------ MATERIAL ------

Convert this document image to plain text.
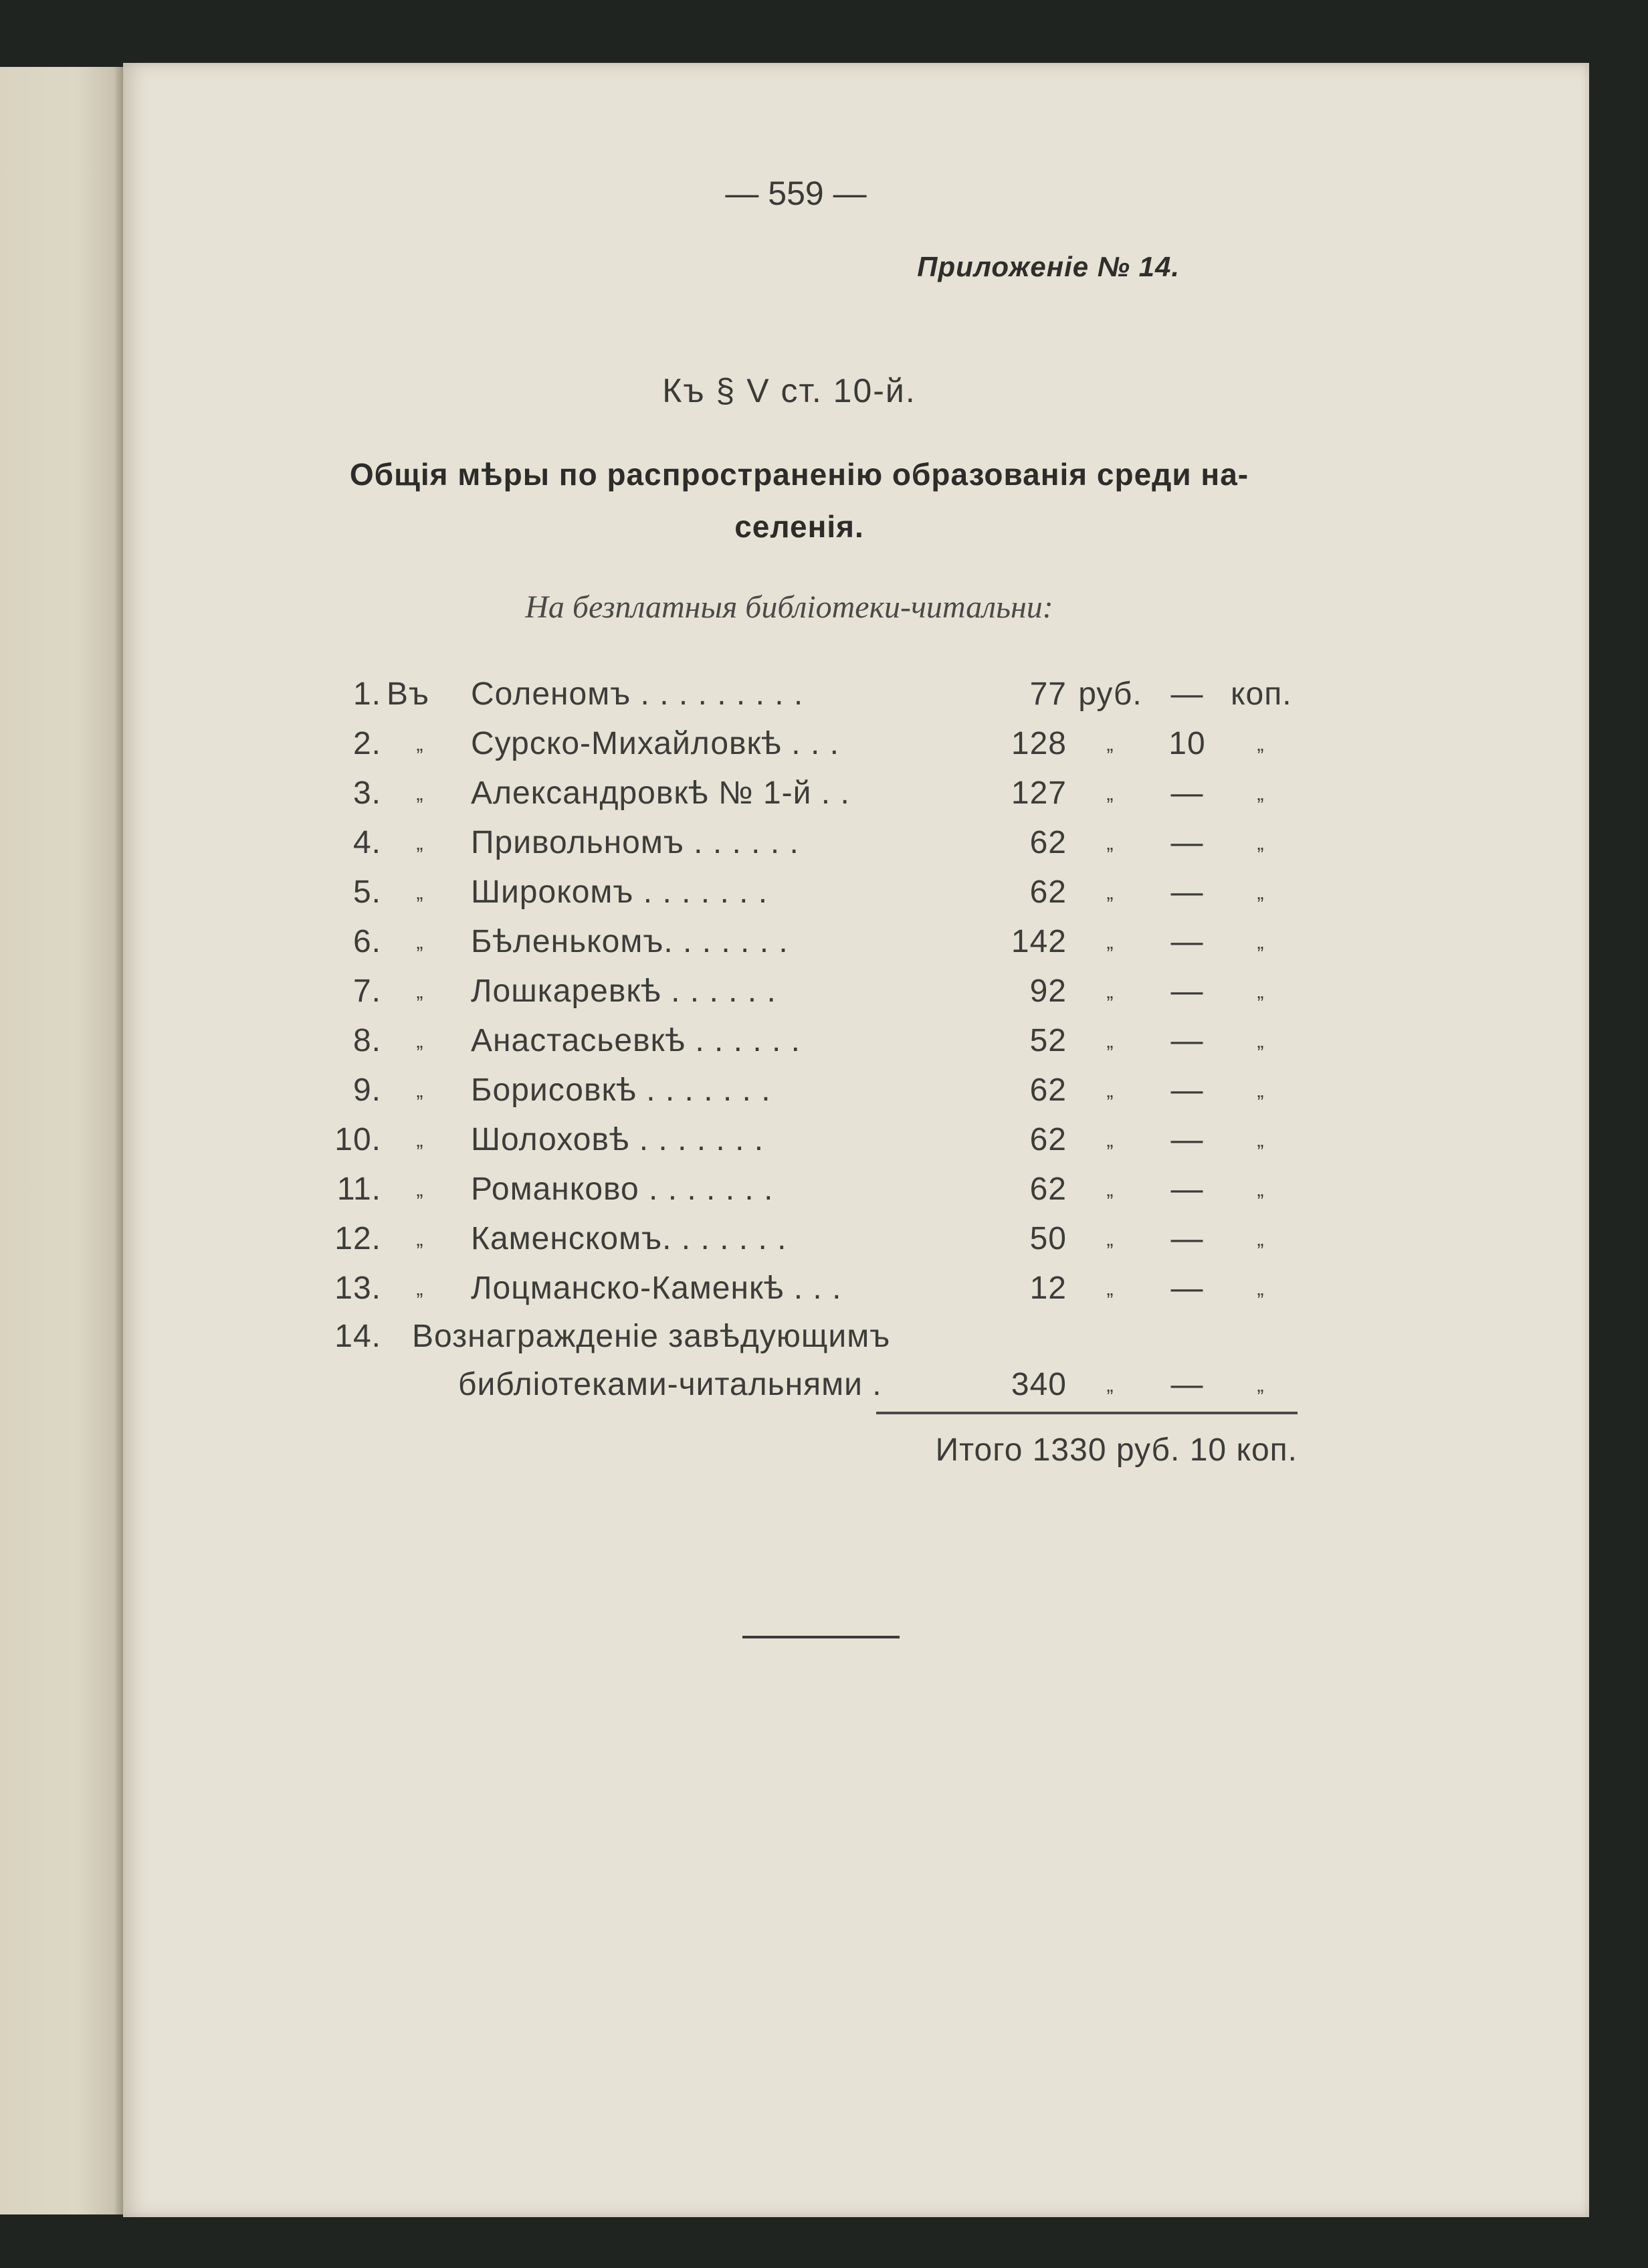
— 559 —
Приложенiе № 14.
Къ § V ст. 10-й.
Общiя мѣры по распространенiю образованiя среди на-селенiя.
На безплатныя библiотеки-читальни:
1. Въ Соленомъ . . . . . . . . .	77 руб. — коп.
2.	„	Сурско-Михайловкѣ . . .	128	„	10	„
3.	„	Александровкѣ № 1-й . .	127	„	—	„
4.	„	Привольномъ . . . . . .	62	„	—	„
5.	„	Широкомъ . . . . . . .	62	„	—	„
6.	„	Бѣленькомъ. . . . . . .	142	„	—	„
7.	„	Лошкаревкѣ . . . . . .	92	„	—	„
8.	„	Анастасьевкѣ . . . . . .	52	„	—	„
9.	„	Борисовкѣ . . . . . . .	62	„	—	„
10.	„	Шолоховѣ . . . . . . .	62	„	—	„
11.	„	Романково . . . . . . .	62	„	—	„
12.	„	Каменскомъ. . . . . . .	50	„	—	„
13.	„	Лоцманско-Каменкѣ . . .	12	„	—	„
14. Вознагражденiе завѣдующимъ
библiотеками-читальнями .	340	„	—	„
Итого 1330 руб. 10 коп.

------

> _DIRECTIONS_
Print all of the entries word for word. Omit the pictures they contain.

> _TASK RESPONSE_
Convert this document image to plain text.
— 559 —
Приложенiе № 14.
Къ § V ст. 10-й.
Общiя мѣры по распространенiю образованiя среди на-селенiя.
На безплатныя библiотеки-читальни:
1. Въ Соленомъ . . . . . . . . .	77 руб. — коп.
2.	„	Сурско-Михайловкѣ . . .	128	„	10	„
3.	„	Александровкѣ № 1-й . .	127	„	—	„
4.	„	Привольномъ . . . . . .	62	„	—	„
5.	„	Широкомъ . . . . . . .	62	„	—	„
6.	„	Бѣленькомъ. . . . . . .	142	„	—	„
7.	„	Лошкаревкѣ . . . . . .	92	„	—	„
8.	„	Анастасьевкѣ . . . . . .	52	„	—	„
9.	„	Борисовкѣ . . . . . . .	62	„	—	„
10.	„	Шолоховѣ . . . . . . .	62	„	—	„
11.	„	Романково . . . . . . .	62	„	—	„
12.	„	Каменскомъ. . . . . . .	50	„	—	„
13.	„	Лоцманско-Каменкѣ . . .	12	„	—	„
14. Вознагражденiе завѣдующимъ
библiотеками-читальнями .	340	„	—	„
Итого 1330 руб. 10 коп.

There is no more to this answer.